== PROMPT ==
Wherever the word "László" appears in a line, extract that line.

Records from a collection:
********
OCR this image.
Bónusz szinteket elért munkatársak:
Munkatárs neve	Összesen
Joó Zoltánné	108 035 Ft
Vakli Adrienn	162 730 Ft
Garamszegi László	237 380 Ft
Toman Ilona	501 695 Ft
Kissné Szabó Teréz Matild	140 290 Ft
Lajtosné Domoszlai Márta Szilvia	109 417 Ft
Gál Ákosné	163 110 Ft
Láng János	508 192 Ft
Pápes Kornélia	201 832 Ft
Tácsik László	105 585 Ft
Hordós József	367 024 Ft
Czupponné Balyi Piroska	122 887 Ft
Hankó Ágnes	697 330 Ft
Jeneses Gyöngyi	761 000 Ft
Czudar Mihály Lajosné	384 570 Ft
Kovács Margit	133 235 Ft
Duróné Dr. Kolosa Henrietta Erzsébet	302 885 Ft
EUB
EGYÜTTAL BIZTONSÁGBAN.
********
== TASK RESULT ==
Garamszegi László	237 380 Ft
Tácsik László	105 585 Ft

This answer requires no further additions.